- _Task_
Render every entry verbatim.

—————

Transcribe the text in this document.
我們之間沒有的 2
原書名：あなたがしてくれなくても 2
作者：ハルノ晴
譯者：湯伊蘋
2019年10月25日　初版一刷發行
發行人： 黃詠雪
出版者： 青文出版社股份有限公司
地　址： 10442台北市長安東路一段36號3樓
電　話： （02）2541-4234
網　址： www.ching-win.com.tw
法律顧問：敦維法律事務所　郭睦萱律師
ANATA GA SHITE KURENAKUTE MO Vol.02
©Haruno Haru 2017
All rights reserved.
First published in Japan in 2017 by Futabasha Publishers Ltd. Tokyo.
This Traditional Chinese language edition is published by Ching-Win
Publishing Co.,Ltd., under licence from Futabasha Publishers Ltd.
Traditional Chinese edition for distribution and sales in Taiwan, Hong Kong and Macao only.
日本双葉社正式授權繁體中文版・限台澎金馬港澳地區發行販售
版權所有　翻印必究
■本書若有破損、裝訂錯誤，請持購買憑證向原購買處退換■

—————

- _Exercise output_
Transcribe the text in this document.
我們之間沒有的 2
原書名：あなたがしてくれなくても 2
作者：ハルノ晴
譯者：湯伊蘋
2019年10月25日　初版一刷發行
發行人： 黃詠雪
出版者： 青文出版社股份有限公司
地　址： 10442台北市長安東路一段36號3樓
電　話： （02）2541-4234
網　址： www.ching-win.com.tw
法律顧問：敦維法律事務所　郭睦萱律師
ANATA GA SHITE KURENAKUTE MO Vol.02
©Haruno Haru 2017
All rights reserved.
First published in Japan in 2017 by Futabasha Publishers Ltd. Tokyo.
This Traditional Chinese language edition is published by Ching-Win
Publishing Co.,Ltd., under licence from Futabasha Publishers Ltd.
Traditional Chinese edition for distribution and sales in Taiwan, Hong Kong and Macao only.
日本双葉社正式授權繁體中文版・限台澎金馬港澳地區發行販售
版權所有　翻印必究
■本書若有破損、裝訂錯誤，請持購買憑證向原購買處退換■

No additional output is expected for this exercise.